Gestellte Aufgabe: Kopiere aus dem Text über das Projekt YESSS wortgetreu den Abschnitt, der mit den Worten „Das Projekt YESSS“ beginnt und nach den Worten „Gesellschaft entsprechend einzubinden.“ endet.

Untersuchter Text:

┌──

Das Projekt YESSS wird vom BMBF im Rahmen des Forschungsschwerpunkts „Polarregionen im Wandel – Einfluss globaler und regionaler Stressoren" gefördert - neben den Projekten ThinIce, SQUEEZE, GreenHab. Ziel der Forschungsförderung in diesem Schwerpunkt ist es, mehr wissenschaftliche Erkenntnisse über diese Veränderungen in der Arktis und deren Folgen zu gewinnen, und vor allem um Politik und Gesellschaft entsprechend einzubinden.
Kaum Untersuchungen im arktischen Winter
Beim Klimawandel gilt die Arktis als Hotspot, als Frühwarnsystem für bevorstehende globale Veränderungen. Denn unter den extremen Bedingungen der Nordpolarmeer-Region verstärken sich die Auswirkungen des Klimawandels. So hat sich hier die Temperatur des Meeres doppelt so schnell erhöht wie in anderen Erdregionen. Dies ist ein Stressfaktor für viele Lebewesen: Denn höhere Temperaturen beschleunigen die Prozesse im Körper und führen so zu einem höheren Verbrauch von Ressourcen. Mit welchen Folgen?
„Bislang gibt es kaum Studien über diese Entwicklungen in dem langen und dunklen arktischen Winter und auch nicht in den nur wenige Tage langen Übergangszeiten im Frühling und Herbst. Hier wollen wir jetzt ganzjährig mit wöchentlichen Messungen neue Erkenntnisse schaffen", sagt YESSS-Projektleiterin Dr. Clara Hoppe. Die AWI-Biologin war seit 2014 schon zu mehreren Forschungsreisen auf Spitzbergen und auch an der MOSAiC-Expedition beteiligt.

└──

Bereitgestellte Datensätze:

┌──

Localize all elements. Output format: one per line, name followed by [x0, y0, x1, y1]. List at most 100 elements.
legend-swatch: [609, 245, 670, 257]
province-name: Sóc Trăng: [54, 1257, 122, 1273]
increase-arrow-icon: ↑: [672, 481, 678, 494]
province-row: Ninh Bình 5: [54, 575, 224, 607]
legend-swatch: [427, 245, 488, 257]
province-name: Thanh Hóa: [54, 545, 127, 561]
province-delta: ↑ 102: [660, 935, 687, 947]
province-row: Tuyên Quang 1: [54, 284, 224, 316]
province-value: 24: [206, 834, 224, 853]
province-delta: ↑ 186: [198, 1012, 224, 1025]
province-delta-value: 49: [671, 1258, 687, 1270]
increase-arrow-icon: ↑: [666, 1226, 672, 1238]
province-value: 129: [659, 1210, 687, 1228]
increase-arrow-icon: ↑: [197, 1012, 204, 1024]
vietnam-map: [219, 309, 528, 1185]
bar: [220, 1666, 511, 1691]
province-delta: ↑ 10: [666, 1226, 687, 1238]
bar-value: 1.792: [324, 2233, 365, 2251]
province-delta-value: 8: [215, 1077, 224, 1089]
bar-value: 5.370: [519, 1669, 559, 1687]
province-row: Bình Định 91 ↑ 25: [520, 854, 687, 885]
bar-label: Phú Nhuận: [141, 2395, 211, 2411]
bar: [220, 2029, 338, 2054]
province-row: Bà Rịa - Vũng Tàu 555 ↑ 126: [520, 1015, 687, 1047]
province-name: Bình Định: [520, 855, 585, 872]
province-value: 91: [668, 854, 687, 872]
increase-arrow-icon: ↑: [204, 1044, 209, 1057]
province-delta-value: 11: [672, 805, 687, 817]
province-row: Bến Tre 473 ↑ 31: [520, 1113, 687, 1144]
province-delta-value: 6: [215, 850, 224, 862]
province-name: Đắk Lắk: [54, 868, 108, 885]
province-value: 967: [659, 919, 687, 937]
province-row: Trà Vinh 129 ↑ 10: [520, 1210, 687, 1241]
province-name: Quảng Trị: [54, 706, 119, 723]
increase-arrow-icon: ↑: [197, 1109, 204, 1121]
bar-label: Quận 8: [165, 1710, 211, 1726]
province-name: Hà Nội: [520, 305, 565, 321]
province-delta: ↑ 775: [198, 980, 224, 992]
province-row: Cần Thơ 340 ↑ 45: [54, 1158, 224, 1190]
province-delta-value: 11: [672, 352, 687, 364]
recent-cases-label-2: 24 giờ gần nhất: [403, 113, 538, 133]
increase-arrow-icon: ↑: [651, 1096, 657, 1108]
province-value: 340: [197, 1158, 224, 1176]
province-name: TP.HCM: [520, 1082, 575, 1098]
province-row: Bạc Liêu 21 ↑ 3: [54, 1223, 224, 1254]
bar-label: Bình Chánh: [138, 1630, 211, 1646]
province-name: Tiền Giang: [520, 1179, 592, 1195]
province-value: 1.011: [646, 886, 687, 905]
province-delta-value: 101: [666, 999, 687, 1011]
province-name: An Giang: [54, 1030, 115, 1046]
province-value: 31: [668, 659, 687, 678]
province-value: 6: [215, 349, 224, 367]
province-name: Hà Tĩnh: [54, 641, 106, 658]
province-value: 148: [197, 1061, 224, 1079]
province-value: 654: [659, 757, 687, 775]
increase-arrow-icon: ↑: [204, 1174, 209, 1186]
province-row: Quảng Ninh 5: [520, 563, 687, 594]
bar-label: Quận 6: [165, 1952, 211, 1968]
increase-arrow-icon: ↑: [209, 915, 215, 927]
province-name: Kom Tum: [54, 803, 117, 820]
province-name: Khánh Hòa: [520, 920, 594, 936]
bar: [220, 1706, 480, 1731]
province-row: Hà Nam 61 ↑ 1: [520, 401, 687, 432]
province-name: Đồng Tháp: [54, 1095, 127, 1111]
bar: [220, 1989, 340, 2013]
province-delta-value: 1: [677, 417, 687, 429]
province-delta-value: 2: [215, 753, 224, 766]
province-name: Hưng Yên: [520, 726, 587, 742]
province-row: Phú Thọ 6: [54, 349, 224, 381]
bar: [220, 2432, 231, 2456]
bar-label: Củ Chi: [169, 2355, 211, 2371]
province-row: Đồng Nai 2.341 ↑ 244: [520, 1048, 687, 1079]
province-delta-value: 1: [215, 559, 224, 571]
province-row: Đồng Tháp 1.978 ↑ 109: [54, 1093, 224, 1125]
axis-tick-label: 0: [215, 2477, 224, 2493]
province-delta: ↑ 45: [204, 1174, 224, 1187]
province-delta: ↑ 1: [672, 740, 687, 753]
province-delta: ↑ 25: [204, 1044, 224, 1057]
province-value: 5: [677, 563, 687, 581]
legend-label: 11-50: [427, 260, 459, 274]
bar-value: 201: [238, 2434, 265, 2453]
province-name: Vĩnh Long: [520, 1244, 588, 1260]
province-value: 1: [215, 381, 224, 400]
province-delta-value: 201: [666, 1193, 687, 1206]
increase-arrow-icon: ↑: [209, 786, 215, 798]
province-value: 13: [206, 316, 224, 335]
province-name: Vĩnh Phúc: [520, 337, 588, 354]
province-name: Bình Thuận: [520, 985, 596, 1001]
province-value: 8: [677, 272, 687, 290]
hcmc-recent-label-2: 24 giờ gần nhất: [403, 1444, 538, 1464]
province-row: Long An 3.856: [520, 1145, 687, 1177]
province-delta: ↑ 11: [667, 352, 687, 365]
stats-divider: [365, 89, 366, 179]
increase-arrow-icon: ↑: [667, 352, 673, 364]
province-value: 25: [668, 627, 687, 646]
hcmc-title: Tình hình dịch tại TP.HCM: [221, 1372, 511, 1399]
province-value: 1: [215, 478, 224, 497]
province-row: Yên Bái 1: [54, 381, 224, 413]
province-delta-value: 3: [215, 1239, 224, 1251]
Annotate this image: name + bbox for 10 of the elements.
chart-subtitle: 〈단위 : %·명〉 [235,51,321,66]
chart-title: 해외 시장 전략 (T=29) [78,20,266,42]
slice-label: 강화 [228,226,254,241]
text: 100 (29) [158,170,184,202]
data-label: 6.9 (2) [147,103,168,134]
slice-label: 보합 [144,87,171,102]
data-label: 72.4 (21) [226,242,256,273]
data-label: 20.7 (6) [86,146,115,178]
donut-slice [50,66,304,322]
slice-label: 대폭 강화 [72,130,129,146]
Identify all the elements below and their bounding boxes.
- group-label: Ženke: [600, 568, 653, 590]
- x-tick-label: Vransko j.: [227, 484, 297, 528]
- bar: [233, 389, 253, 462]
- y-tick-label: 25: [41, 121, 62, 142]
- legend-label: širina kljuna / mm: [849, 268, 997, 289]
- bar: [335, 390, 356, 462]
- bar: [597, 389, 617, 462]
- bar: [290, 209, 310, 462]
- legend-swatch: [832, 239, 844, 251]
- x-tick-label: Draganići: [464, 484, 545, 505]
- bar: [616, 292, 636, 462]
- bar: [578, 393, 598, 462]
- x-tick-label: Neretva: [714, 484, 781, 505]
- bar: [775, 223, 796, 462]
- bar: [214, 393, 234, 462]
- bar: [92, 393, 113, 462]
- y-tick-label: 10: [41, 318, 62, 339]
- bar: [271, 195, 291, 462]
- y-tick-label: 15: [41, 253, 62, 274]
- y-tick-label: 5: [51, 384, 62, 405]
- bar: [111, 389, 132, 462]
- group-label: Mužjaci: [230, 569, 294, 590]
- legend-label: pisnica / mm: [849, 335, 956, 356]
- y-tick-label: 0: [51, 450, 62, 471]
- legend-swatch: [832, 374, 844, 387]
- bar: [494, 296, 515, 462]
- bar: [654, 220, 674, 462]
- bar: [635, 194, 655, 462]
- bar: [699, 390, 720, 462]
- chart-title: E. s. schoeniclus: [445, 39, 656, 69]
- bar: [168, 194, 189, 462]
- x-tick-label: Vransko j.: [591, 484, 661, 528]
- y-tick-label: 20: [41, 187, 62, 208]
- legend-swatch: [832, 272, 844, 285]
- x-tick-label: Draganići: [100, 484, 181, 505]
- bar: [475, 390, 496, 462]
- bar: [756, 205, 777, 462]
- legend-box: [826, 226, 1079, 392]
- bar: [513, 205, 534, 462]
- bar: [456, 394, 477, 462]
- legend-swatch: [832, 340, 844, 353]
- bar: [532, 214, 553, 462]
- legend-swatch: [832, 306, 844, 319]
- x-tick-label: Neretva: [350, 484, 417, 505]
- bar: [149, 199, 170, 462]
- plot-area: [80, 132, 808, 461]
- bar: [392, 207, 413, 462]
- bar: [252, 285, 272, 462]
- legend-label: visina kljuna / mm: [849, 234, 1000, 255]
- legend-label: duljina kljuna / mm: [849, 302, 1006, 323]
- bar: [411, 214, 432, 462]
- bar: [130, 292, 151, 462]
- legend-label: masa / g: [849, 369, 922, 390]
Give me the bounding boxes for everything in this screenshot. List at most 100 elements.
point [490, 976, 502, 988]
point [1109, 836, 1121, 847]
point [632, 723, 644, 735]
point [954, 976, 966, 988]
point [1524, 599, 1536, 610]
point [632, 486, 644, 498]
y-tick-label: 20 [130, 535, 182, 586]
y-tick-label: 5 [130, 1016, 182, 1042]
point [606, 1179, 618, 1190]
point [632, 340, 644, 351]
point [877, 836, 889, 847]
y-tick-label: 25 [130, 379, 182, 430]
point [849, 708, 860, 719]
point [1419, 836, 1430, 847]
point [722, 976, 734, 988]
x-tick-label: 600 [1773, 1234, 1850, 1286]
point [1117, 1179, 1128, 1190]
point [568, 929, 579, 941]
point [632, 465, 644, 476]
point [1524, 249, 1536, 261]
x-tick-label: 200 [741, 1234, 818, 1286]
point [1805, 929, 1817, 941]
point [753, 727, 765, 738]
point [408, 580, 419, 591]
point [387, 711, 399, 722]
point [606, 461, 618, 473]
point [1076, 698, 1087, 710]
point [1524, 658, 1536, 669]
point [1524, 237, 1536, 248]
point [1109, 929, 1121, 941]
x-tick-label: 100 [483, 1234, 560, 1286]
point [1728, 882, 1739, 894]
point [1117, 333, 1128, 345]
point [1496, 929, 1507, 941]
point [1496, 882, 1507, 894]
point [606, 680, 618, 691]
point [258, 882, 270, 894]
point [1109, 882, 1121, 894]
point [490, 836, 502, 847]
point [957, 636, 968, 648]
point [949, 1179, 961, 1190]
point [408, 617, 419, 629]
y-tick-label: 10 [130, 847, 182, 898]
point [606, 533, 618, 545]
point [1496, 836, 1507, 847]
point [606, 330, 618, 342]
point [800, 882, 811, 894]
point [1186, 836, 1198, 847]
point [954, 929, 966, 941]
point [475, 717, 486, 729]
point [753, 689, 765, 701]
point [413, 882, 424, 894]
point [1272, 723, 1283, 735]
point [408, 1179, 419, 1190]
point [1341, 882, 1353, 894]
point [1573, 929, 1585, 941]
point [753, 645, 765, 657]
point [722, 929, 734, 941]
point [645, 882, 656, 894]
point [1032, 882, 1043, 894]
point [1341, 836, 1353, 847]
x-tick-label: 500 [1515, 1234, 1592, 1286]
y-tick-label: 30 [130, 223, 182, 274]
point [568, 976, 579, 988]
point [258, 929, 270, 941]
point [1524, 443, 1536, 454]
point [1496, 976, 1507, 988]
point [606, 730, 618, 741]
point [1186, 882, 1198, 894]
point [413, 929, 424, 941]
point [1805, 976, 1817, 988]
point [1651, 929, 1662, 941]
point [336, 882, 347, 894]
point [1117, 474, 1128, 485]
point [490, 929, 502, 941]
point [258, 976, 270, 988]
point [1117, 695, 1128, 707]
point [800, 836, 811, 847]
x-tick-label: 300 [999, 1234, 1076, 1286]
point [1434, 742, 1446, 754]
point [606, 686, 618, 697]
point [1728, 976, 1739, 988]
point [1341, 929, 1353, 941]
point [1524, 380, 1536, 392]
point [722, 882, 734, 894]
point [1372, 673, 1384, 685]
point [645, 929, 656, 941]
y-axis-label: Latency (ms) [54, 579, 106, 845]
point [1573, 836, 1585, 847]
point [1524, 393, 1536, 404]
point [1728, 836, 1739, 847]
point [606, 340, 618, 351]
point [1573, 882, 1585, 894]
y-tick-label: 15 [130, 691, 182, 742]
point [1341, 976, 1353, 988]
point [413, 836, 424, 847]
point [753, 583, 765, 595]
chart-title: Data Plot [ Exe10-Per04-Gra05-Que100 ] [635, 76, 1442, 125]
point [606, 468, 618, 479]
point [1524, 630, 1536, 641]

└──

Lösung der Aufgabe:
Das Projekt YESSS wird vom BMBF im Rahmen des Forschungsschwerpunkts „Polarregionen im Wandel – Einfluss globaler und regionaler Stressoren" gefördert - neben den Projekten ThinIce, SQUEEZE, GreenHab. Ziel der Forschungsförderung in diesem Schwerpunkt ist es, mehr wissenschaftliche Erkenntnisse über diese Veränderungen in der Arktis und deren Folgen zu gewinnen, und vor allem um Politik und Gesellschaft entsprechend einzubinden.